▸ **RECORDS**
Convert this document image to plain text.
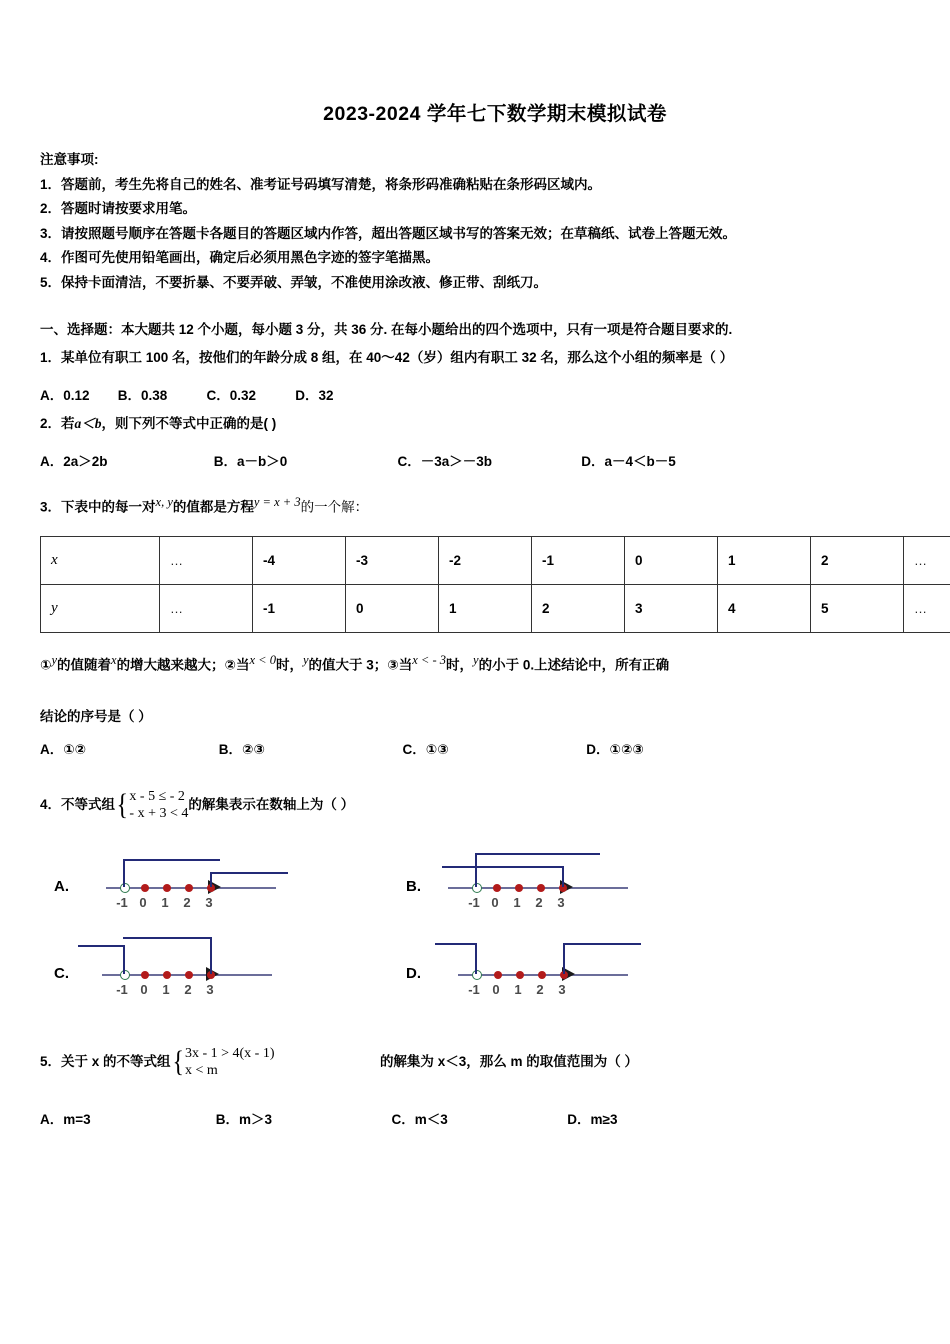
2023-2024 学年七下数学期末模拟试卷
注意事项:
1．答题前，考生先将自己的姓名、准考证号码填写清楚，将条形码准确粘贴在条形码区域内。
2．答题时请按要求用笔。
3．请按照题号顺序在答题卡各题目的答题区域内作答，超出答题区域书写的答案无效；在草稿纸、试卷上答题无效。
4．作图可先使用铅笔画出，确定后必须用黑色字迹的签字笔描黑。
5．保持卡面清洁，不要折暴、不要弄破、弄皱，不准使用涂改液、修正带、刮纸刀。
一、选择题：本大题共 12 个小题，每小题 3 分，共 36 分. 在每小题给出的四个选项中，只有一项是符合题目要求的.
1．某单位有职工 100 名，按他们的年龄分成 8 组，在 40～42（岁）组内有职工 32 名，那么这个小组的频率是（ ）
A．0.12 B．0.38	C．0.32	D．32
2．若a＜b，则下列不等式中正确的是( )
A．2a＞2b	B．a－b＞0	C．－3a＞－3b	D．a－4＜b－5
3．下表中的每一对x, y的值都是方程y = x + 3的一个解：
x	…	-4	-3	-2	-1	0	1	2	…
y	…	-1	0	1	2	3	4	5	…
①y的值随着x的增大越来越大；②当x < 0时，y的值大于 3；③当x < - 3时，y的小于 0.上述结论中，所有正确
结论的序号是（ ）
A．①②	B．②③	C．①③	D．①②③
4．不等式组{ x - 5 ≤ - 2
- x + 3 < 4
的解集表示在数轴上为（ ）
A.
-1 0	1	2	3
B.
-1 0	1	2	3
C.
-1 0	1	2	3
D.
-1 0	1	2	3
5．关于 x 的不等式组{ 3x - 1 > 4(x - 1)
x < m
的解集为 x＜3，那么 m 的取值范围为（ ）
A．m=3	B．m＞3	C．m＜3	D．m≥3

▸ **STATED GOAL**
Pictures in the records must not appear in the copy; transcribe everything else precisely.

▸ **ANSWER FOR THIS EXERCISE**
Convert this document image to plain text.
2023-2024 学年七下数学期末模拟试卷
注意事项:
1．答题前，考生先将自己的姓名、准考证号码填写清楚，将条形码准确粘贴在条形码区域内。
2．答题时请按要求用笔。
3．请按照题号顺序在答题卡各题目的答题区域内作答，超出答题区域书写的答案无效；在草稿纸、试卷上答题无效。
4．作图可先使用铅笔画出，确定后必须用黑色字迹的签字笔描黑。
5．保持卡面清洁，不要折暴、不要弄破、弄皱，不准使用涂改液、修正带、刮纸刀。
一、选择题：本大题共 12 个小题，每小题 3 分，共 36 分. 在每小题给出的四个选项中，只有一项是符合题目要求的.
1．某单位有职工 100 名，按他们的年龄分成 8 组，在 40～42（岁）组内有职工 32 名，那么这个小组的频率是（ ）
A．0.12 B．0.38	C．0.32	D．32
2．若a＜b，则下列不等式中正确的是( )
A．2a＞2b	B．a－b＞0	C．－3a＞－3b	D．a－4＜b－5
3．下表中的每一对x, y的值都是方程y = x + 3的一个解：
x	…	-4	-3	-2	-1	0	1	2	…
y	…	-1	0	1	2	3	4	5	…
①y的值随着x的增大越来越大；②当x < 0时，y的值大于 3；③当x < - 3时，y的小于 0.上述结论中，所有正确
结论的序号是（ ）
A．①②	B．②③	C．①③	D．①②③
4．不等式组{ x - 5 ≤ - 2
- x + 3 < 4
的解集表示在数轴上为（ ）
A.
-1 0	1	2	3
B.
-1 0	1	2	3
C.
-1 0	1	2	3
D.
-1 0	1	2	3
5．关于 x 的不等式组{ 3x - 1 > 4(x - 1)
x < m
的解集为 x＜3，那么 m 的取值范围为（ ）
A．m=3	B．m＞3	C．m＜3	D．m≥3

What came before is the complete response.